*JOB*: Gather all lines with the word "Erna" in them.

** BEGIN DATA TO PROCESS **

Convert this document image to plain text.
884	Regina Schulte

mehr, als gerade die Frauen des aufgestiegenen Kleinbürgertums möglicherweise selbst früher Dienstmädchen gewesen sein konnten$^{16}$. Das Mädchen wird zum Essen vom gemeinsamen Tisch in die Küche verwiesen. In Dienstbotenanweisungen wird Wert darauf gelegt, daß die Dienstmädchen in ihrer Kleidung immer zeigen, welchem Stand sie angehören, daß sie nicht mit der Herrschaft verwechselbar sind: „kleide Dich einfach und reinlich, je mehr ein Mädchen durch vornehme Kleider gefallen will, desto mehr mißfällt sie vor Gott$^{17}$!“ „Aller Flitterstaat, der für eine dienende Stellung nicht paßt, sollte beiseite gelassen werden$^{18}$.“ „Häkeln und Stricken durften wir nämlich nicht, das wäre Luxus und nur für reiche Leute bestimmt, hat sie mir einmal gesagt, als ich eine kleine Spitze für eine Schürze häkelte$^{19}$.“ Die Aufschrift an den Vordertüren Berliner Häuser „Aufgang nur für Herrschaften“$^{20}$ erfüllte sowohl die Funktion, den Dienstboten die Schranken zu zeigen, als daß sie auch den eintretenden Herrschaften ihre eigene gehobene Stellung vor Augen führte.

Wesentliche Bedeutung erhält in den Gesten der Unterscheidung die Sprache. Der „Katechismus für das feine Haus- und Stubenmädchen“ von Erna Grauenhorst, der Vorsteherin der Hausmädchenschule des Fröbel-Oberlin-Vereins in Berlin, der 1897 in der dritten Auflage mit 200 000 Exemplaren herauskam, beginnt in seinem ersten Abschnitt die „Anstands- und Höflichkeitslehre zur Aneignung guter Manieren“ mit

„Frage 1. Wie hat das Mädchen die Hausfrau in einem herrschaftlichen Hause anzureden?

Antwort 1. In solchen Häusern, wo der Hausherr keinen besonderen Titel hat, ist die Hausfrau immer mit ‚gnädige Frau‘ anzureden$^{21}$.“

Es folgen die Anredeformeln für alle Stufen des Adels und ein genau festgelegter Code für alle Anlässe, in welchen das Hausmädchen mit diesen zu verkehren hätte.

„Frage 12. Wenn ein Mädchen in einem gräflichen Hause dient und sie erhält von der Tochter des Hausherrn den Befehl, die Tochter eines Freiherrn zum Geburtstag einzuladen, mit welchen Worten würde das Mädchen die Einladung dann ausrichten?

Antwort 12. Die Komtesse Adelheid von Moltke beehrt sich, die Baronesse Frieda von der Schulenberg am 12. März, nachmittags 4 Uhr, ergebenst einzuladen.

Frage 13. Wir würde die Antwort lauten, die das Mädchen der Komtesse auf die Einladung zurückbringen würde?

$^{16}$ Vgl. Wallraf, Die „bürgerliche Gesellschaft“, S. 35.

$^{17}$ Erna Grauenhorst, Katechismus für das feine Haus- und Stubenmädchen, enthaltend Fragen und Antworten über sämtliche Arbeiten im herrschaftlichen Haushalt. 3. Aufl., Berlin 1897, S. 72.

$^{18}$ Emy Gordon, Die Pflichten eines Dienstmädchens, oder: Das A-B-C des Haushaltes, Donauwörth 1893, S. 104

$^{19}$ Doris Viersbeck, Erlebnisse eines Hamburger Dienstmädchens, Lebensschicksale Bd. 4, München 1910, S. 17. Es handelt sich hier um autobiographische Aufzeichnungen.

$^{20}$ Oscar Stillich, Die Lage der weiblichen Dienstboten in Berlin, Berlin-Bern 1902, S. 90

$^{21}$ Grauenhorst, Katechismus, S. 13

** END DATA TO PROCESS **
** BEGIN DATA TO PROCESS **

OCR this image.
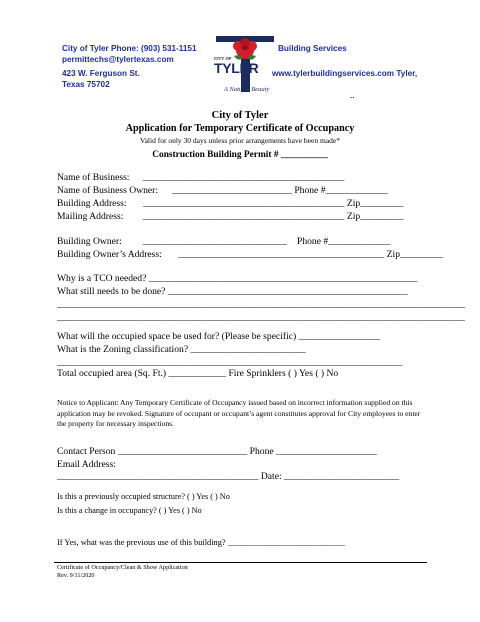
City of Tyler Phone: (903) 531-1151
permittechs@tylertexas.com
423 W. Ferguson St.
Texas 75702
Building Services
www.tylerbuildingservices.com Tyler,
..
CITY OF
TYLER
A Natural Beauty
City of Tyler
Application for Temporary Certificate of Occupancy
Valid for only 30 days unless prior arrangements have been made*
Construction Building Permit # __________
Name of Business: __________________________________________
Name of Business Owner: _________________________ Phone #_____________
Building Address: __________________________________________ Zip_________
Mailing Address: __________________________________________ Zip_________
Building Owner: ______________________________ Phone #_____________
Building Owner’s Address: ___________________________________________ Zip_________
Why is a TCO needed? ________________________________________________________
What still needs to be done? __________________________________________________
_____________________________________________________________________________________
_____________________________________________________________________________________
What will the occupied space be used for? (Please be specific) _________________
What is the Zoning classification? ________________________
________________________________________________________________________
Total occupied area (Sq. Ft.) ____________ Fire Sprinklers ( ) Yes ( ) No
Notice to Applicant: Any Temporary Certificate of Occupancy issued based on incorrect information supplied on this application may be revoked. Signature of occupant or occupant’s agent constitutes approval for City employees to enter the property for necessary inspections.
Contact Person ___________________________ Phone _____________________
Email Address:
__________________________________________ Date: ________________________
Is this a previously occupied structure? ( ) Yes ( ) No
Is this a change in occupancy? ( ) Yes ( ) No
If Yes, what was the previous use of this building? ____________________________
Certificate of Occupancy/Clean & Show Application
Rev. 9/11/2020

** END DATA TO PROCESS **

*THE ANSWER*:
Wesentliche Bedeutung erhält in den Gesten der Unterscheidung die Sprache. Der „Katechismus für das feine Haus- und Stubenmädchen“ von Erna Grauenhorst, der Vorsteherin der Hausmädchenschule des Fröbel-Oberlin-Vereins in Berlin, der 1897 in der dritten Auflage mit 200 000 Exemplaren herauskam, beginnt in seinem ersten Abschnitt die „Anstands- und Höflichkeitslehre zur Aneignung guter Manieren“ mit
$^{17}$ Erna Grauenhorst, Katechismus für das feine Haus- und Stubenmädchen, enthaltend Fragen und Antworten über sämtliche Arbeiten im herrschaftlichen Haushalt. 3. Aufl., Berlin 1897, S. 72.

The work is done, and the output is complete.